** Given problem **
Copy out the listing that follows, exact in every word, and skip the images.

——

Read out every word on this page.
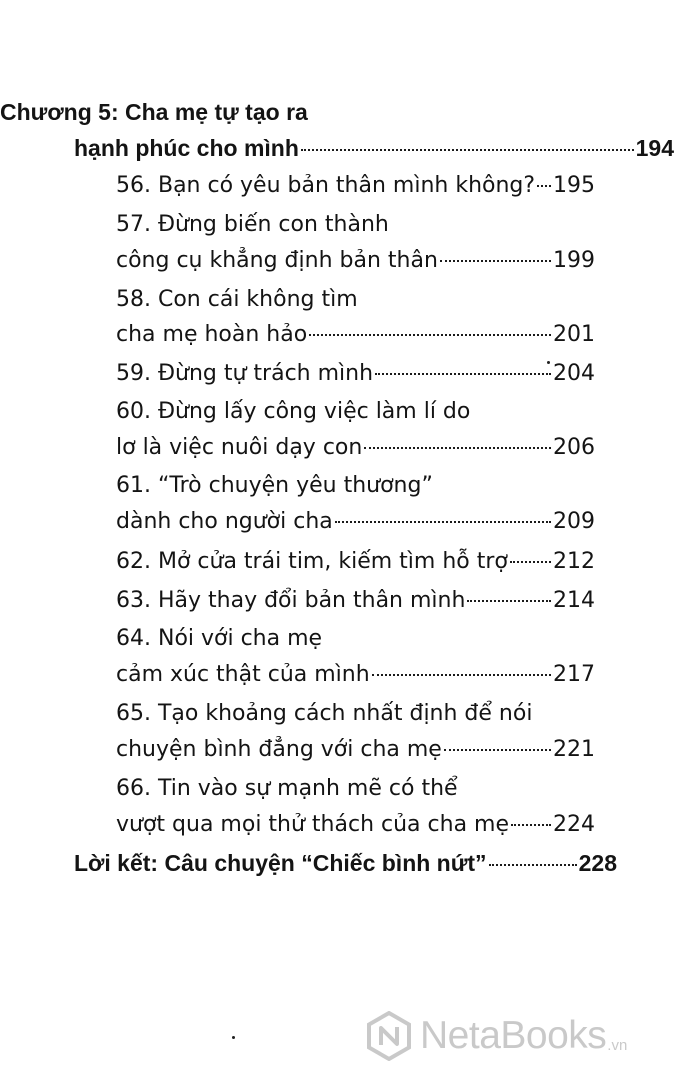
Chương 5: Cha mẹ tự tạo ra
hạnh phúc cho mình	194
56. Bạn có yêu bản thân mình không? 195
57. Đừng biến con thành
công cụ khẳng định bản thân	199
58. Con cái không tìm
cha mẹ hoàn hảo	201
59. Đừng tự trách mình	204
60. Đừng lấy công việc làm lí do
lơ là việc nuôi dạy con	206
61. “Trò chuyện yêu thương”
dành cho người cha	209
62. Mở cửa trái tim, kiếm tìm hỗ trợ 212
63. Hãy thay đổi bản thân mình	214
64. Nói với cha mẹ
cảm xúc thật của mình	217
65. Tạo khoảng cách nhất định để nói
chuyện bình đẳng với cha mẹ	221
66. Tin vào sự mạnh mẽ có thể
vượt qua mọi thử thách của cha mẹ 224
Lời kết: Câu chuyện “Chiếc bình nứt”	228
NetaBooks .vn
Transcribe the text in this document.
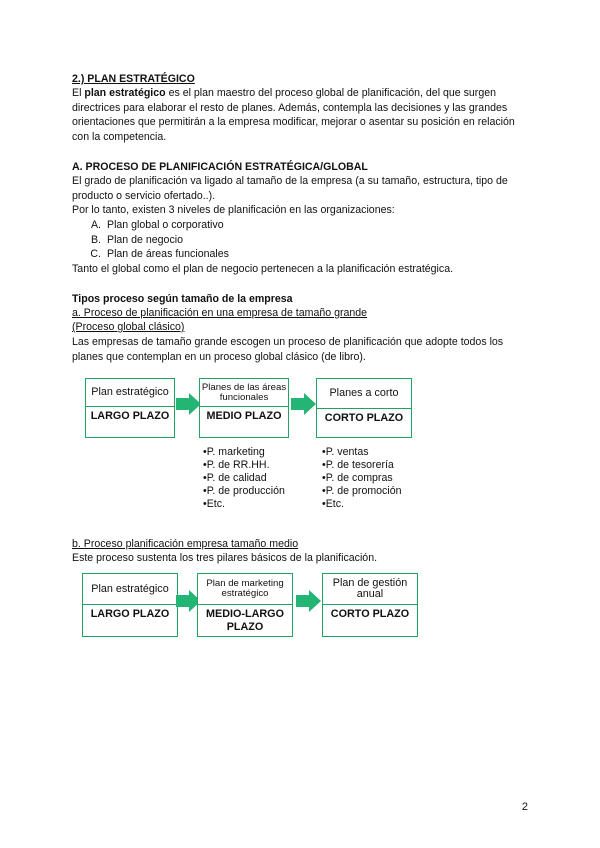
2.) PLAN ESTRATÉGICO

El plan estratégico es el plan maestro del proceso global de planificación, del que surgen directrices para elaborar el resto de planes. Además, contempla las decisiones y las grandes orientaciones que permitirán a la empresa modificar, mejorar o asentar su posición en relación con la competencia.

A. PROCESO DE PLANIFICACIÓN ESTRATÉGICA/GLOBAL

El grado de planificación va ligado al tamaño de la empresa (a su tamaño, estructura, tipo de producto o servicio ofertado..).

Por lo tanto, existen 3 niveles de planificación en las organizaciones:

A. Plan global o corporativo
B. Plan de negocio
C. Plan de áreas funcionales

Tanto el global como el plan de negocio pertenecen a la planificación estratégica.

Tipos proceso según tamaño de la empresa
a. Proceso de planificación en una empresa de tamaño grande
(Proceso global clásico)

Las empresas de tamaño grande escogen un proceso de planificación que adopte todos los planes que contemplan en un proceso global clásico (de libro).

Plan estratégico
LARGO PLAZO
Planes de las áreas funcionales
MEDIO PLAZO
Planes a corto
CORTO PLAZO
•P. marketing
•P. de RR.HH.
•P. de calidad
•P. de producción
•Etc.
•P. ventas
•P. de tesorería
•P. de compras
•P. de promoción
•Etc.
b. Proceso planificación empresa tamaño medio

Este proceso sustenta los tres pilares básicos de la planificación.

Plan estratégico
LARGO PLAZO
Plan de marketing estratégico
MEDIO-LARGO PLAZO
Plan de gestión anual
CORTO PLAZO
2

——

** Response below **
Read out every word on this page.
Chương 5: Cha mẹ tự tạo ra
hạnh phúc cho mình	194
56. Bạn có yêu bản thân mình không? 195
57. Đừng biến con thành
công cụ khẳng định bản thân	199
58. Con cái không tìm
cha mẹ hoàn hảo	201
59. Đừng tự trách mình	204
60. Đừng lấy công việc làm lí do
lơ là việc nuôi dạy con	206
61. “Trò chuyện yêu thương”
dành cho người cha	209
62. Mở cửa trái tim, kiếm tìm hỗ trợ 212
63. Hãy thay đổi bản thân mình	214
64. Nói với cha mẹ
cảm xúc thật của mình	217
65. Tạo khoảng cách nhất định để nói
chuyện bình đẳng với cha mẹ	221
66. Tin vào sự mạnh mẽ có thể
vượt qua mọi thử thách của cha mẹ 224
Lời kết: Câu chuyện “Chiếc bình nứt”	228
NetaBooks .vn
Transcribe the text in this document.
2.) PLAN ESTRATÉGICO

El plan estratégico es el plan maestro del proceso global de planificación, del que surgen directrices para elaborar el resto de planes. Además, contempla las decisiones y las grandes orientaciones que permitirán a la empresa modificar, mejorar o asentar su posición en relación con la competencia.

A. PROCESO DE PLANIFICACIÓN ESTRATÉGICA/GLOBAL

El grado de planificación va ligado al tamaño de la empresa (a su tamaño, estructura, tipo de producto o servicio ofertado..).

Por lo tanto, existen 3 niveles de planificación en las organizaciones:

A. Plan global o corporativo
B. Plan de negocio
C. Plan de áreas funcionales

Tanto el global como el plan de negocio pertenecen a la planificación estratégica.

Tipos proceso según tamaño de la empresa
a. Proceso de planificación en una empresa de tamaño grande
(Proceso global clásico)

Las empresas de tamaño grande escogen un proceso de planificación que adopte todos los planes que contemplan en un proceso global clásico (de libro).

Plan estratégico
LARGO PLAZO
Planes de las áreas funcionales
MEDIO PLAZO
Planes a corto
CORTO PLAZO
•P. marketing
•P. de RR.HH.
•P. de calidad
•P. de producción
•Etc.
•P. ventas
•P. de tesorería
•P. de compras
•P. de promoción
•Etc.
b. Proceso planificación empresa tamaño medio

Este proceso sustenta los tres pilares básicos de la planificación.

Plan estratégico
LARGO PLAZO
Plan de marketing estratégico
MEDIO-LARGO PLAZO
Plan de gestión anual
CORTO PLAZO
2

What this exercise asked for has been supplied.